I do agree that the attitude of the XML community and of the Perl community
are really different, to the point of being antagonistic, as proven by the
2 posts above. The Perl way is "whatever works is fine", convenience tends
to be valued above completeness and formalism. The XML way is nearly the
opposite: one-format fits all, forcing "the right way" unto unsuspecting
coders (Unicode isa perfect example, it annoys 99% of people to no end
while just slightly improving the condition of the last 1%), elaborate
all-encompassing constructs (W3C Schemas).
Plus of course XML is verbose, and monsters like XSLT and W3C schemas are
way worse, while Perl favors economy of strokes and conciseness as a way to
get elegance and maintenability. At least you could do SGML golf!
I might be wrong, of course no one has any figure about module usage, but I
believe the people who write Perl modules "the XML way", like Matt, Robin
Berjon, Ilya Sterin etc... are in a way off-target. In a word they look a bit
like XML nationals lost in a foreign Perl country (not that Perl people
look terribly good when we go out and attend XML conferences, believe me!
I tend to get laughed at when I describe XML::Twig to
Real XML Gurus ;--). The modules they write
are not what the Perl community wants. Not that their work has no value, I
think it is really important for Perl to be used in other context and to spread past its current niche, but it
might be something to think about when we try to understand why some
very nice modules don't seem to be used much. In any case there
is a reason why
the current crowd of Perl hackers loves XML::Simple and refuses to use
XML::SAX::PurePerl. Java drones want SAX, Perl hackers want
XML::Simple (and don't get me wrong, I would be the first to say that I
don't think XML::Simple is a generic XML tool, but it is darn convenient!).

※

→ What to do
Pick up the commentary on how the Perl and XML communities differ and carry it on past its final sentence.

(Element box entries)
※

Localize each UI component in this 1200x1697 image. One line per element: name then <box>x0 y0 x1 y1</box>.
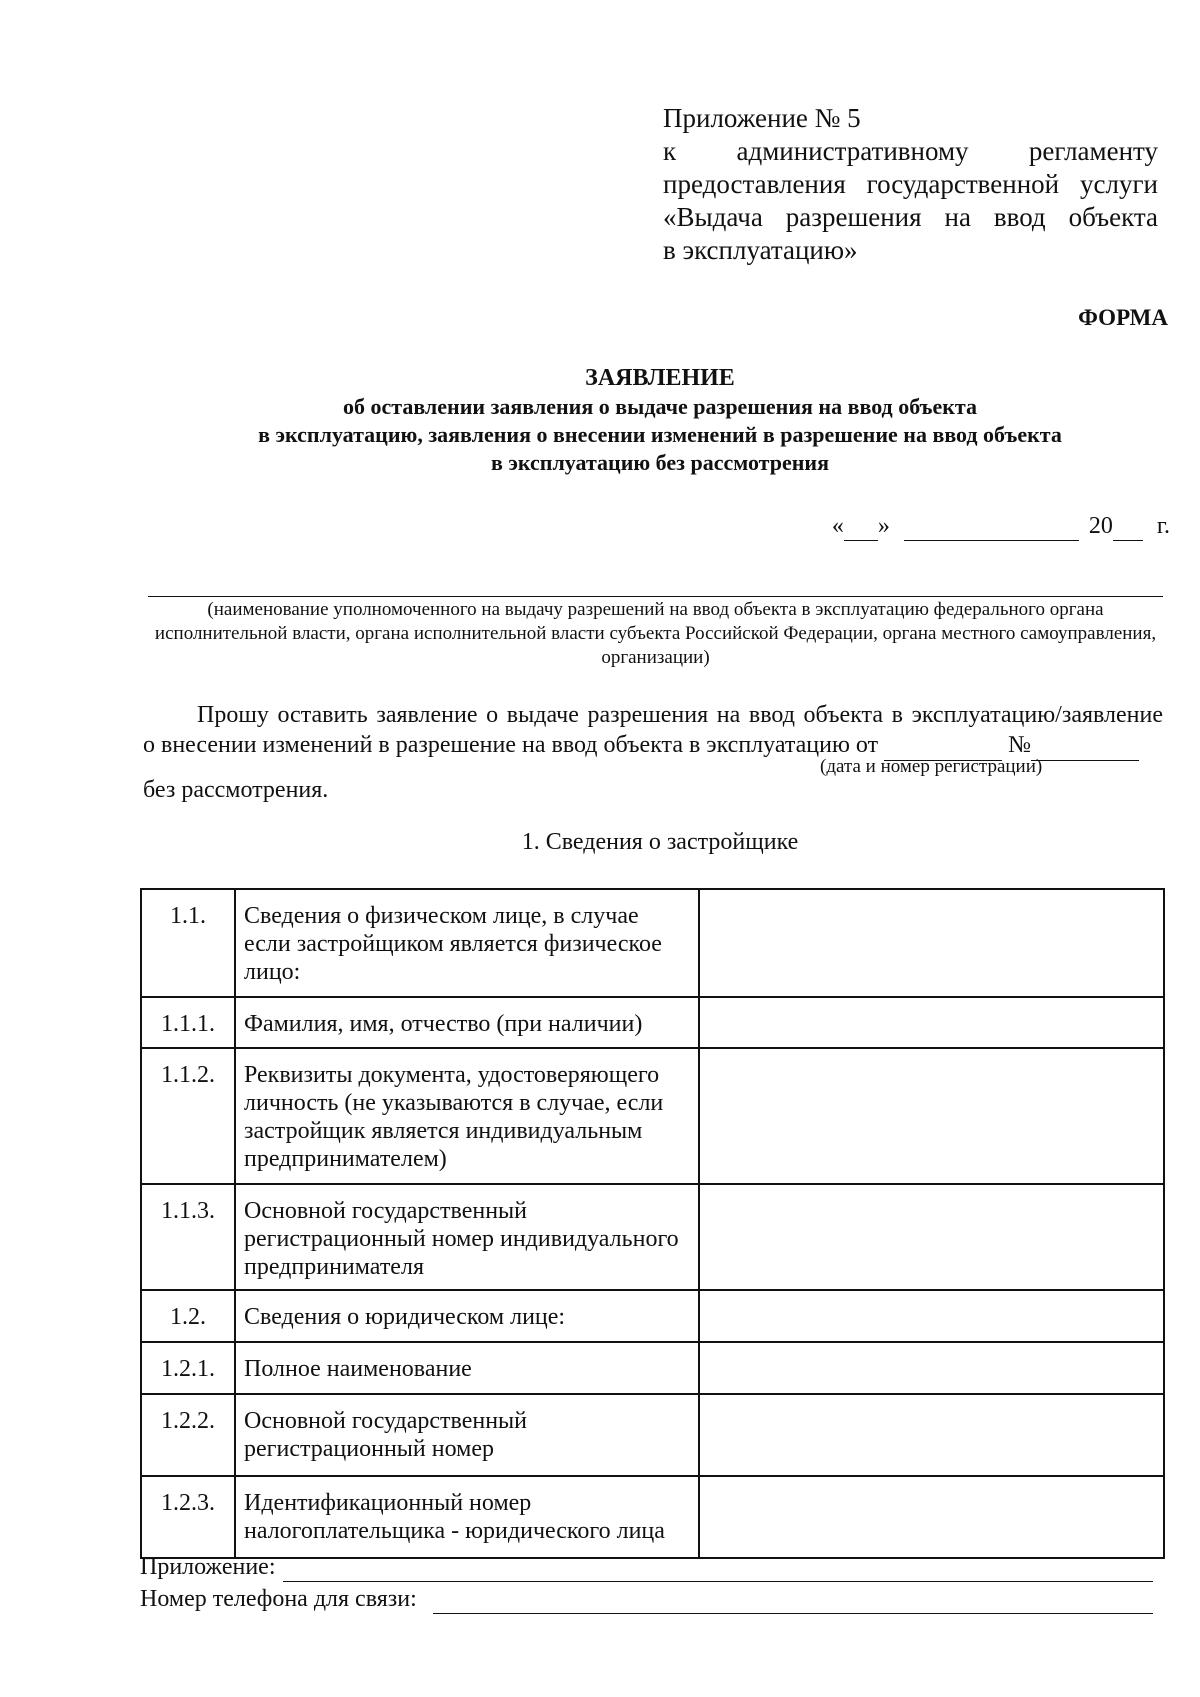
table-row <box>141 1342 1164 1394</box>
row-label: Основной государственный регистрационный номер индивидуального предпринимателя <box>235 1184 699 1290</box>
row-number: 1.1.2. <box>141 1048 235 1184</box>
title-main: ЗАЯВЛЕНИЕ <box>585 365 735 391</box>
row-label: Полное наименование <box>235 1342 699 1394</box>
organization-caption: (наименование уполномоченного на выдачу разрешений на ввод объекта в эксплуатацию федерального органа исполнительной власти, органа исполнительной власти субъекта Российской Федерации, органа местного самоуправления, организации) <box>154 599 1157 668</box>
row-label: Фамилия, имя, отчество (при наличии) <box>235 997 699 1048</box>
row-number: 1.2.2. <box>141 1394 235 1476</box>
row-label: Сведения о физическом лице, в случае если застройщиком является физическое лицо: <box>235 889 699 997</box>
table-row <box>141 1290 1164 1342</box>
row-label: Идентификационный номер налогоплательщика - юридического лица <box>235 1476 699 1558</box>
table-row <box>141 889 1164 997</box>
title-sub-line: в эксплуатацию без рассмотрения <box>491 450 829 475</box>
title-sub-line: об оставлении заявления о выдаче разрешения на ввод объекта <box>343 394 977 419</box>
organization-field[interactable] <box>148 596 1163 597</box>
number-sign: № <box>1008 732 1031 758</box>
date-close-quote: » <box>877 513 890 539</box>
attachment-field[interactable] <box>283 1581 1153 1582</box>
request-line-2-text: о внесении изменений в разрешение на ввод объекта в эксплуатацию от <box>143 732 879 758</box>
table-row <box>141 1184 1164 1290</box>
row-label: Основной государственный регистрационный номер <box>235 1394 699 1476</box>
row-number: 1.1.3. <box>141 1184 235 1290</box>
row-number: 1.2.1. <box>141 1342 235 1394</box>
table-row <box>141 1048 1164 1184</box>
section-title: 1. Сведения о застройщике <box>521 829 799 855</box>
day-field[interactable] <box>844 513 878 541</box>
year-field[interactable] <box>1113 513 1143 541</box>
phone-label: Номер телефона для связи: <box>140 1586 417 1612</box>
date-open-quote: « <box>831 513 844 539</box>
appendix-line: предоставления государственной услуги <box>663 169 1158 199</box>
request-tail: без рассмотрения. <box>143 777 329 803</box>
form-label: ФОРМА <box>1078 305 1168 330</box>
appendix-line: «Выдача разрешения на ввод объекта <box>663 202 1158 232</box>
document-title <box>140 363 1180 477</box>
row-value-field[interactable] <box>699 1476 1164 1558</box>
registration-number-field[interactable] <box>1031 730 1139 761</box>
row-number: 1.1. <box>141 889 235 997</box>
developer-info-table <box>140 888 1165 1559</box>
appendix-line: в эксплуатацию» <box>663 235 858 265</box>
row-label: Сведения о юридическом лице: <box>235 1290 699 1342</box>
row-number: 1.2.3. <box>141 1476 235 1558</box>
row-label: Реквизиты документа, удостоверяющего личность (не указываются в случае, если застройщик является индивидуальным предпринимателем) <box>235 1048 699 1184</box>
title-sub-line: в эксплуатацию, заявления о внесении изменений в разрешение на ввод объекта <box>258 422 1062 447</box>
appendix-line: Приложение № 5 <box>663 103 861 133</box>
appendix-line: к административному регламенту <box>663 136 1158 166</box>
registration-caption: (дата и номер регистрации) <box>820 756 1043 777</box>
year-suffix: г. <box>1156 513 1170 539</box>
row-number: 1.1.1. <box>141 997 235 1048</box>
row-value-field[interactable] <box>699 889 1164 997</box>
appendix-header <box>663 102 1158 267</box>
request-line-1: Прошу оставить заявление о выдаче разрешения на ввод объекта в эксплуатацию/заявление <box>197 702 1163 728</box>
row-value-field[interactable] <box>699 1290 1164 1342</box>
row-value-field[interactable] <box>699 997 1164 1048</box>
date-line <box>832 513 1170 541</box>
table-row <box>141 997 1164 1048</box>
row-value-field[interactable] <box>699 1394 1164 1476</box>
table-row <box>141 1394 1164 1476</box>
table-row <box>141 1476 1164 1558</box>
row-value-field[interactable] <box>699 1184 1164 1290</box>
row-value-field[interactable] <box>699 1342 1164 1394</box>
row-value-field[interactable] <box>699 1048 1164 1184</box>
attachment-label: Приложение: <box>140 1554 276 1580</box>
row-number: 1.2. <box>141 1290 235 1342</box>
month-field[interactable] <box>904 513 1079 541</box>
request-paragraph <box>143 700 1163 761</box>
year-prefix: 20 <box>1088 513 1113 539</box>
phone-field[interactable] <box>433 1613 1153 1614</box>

※

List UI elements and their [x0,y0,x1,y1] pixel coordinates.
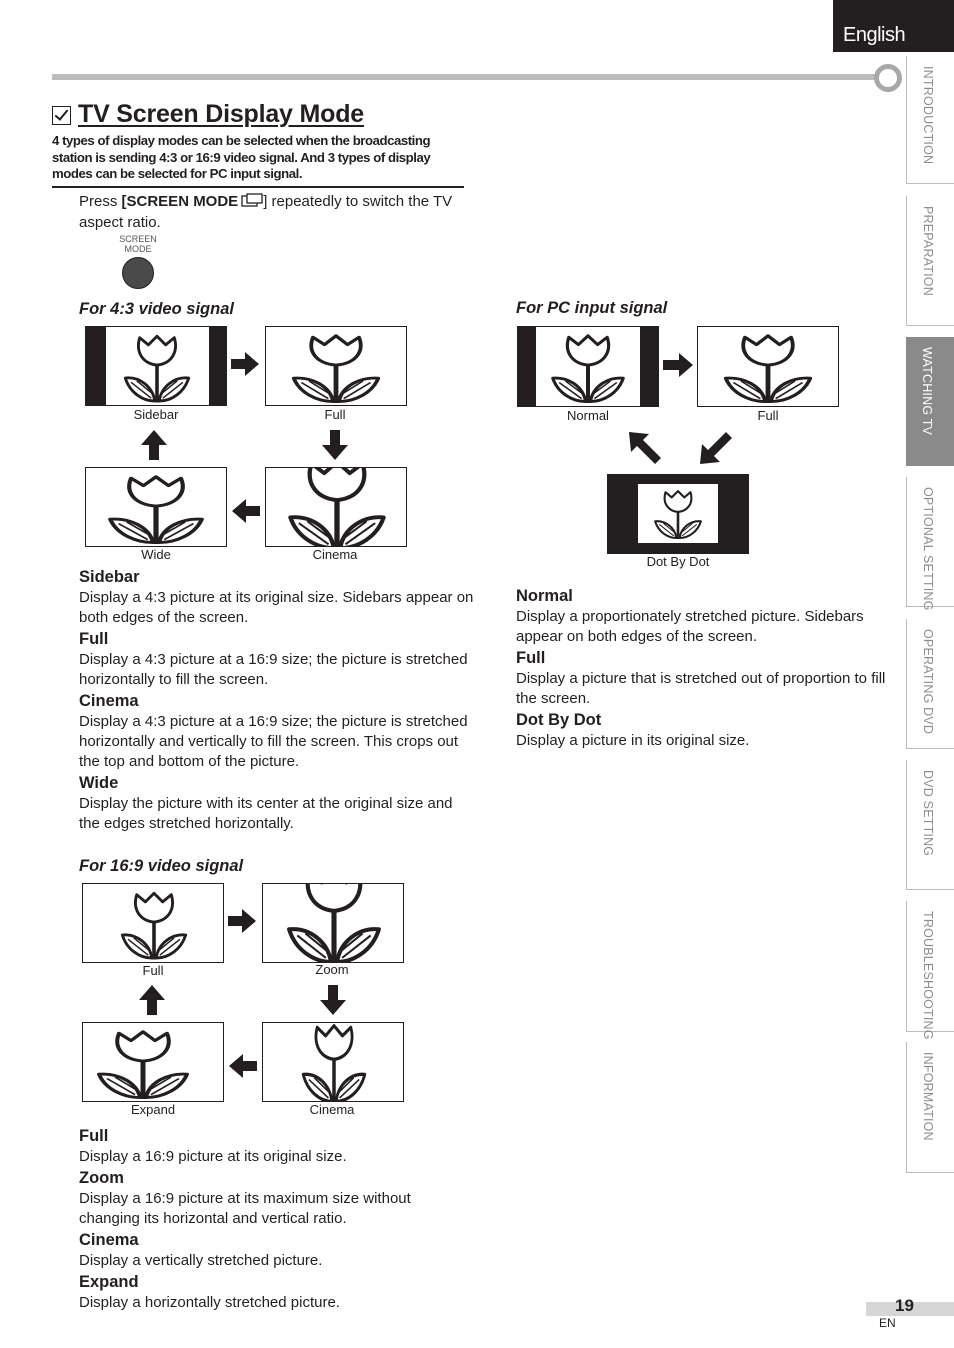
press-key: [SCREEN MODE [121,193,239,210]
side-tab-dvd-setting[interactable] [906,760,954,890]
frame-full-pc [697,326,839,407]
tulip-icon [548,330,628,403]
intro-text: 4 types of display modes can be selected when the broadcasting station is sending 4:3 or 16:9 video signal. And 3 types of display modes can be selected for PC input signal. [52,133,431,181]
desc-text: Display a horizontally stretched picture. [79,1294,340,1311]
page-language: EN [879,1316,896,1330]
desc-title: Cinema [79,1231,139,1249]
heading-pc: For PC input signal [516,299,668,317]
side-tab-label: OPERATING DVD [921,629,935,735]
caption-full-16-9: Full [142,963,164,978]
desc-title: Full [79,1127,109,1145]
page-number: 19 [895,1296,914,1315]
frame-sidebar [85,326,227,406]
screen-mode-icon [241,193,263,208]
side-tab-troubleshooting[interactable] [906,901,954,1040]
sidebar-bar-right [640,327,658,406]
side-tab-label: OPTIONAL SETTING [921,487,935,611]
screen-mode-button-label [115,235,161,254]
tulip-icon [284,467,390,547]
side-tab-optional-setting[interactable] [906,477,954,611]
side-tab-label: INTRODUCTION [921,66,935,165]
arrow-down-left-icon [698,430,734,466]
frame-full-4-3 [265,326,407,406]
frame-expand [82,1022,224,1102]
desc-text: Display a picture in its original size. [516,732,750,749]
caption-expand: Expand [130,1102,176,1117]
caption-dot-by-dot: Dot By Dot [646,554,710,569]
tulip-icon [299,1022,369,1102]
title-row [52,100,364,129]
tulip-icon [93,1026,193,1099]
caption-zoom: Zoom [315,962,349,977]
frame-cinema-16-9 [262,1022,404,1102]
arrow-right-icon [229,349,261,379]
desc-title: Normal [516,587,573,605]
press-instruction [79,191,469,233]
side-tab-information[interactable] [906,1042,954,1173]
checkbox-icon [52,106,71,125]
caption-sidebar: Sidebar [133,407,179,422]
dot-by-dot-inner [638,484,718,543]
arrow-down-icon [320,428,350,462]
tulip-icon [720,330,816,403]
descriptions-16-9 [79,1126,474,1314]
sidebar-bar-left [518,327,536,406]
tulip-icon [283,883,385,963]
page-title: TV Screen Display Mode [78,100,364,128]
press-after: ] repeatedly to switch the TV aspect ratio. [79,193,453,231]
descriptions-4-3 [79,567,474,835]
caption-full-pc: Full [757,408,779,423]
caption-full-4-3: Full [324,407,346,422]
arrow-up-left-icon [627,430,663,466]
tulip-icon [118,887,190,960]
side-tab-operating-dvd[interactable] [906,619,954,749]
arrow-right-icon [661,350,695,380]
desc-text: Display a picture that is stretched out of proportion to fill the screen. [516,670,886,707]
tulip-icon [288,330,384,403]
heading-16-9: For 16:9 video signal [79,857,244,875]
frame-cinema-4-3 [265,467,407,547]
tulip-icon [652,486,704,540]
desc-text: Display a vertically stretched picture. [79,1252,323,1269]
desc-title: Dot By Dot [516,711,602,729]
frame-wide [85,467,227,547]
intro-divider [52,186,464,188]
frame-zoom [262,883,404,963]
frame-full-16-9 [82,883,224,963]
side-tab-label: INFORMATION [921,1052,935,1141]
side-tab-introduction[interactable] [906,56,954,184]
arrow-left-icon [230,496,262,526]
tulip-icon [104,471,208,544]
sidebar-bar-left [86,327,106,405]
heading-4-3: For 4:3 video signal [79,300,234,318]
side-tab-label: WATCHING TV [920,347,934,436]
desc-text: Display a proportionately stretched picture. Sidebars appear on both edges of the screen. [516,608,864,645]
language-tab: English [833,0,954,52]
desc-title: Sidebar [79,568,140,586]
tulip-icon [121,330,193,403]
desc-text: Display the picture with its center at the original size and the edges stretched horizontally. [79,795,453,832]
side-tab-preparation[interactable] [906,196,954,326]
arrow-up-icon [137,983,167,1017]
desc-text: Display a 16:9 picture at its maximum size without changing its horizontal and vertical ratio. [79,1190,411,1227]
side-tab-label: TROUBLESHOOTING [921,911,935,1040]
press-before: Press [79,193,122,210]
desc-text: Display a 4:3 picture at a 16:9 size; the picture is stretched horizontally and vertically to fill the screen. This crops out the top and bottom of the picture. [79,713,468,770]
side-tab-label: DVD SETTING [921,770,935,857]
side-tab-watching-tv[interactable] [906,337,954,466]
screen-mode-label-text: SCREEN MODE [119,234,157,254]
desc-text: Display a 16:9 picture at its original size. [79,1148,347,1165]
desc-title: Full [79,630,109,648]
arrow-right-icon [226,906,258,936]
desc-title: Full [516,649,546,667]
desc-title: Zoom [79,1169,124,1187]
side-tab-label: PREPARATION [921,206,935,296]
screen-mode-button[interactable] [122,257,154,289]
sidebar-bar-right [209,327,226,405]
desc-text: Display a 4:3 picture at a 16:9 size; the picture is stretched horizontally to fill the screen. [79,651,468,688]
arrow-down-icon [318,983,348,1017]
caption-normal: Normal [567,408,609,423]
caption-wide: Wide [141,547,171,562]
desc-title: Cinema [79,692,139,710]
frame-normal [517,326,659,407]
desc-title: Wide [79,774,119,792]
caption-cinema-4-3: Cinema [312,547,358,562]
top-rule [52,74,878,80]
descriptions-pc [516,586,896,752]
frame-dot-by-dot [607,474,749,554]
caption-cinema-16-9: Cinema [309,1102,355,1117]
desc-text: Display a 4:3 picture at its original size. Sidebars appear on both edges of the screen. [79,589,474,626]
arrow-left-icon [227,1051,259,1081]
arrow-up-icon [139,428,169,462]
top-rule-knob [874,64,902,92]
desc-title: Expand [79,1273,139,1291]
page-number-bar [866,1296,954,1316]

※

→ Expected output
I know that XML is annoying as it oftens bring no improvement over
home-brewed formats. It is usually imposed by management in order to be
buzzword compliant, but for Perl hackers it brings very little to the table,
except an additional risk.
But let's face it, we will all have to deal with it.
XML is a bastard, verbose and actually quite tricky, format
that's being used not because it is the best one for any particular purpose
but because it is a standard, which allows Java projects to re-use
standard SUN or IBM libraries where Perl hackers would use a CPAN module or 2 lines of
custom code.
That said I see a couple of reasons why Perl hackers would want to use XML:
first as a data format it is actually quite powerful. It makes it easy to
stick HTML inside data, it makes it easy to mark data within HTML text. It
makes it possible to change the structure of the data without upgrading the
code right away (I guess that would be between "loosely coupled systems"),
really, you should try it ;--)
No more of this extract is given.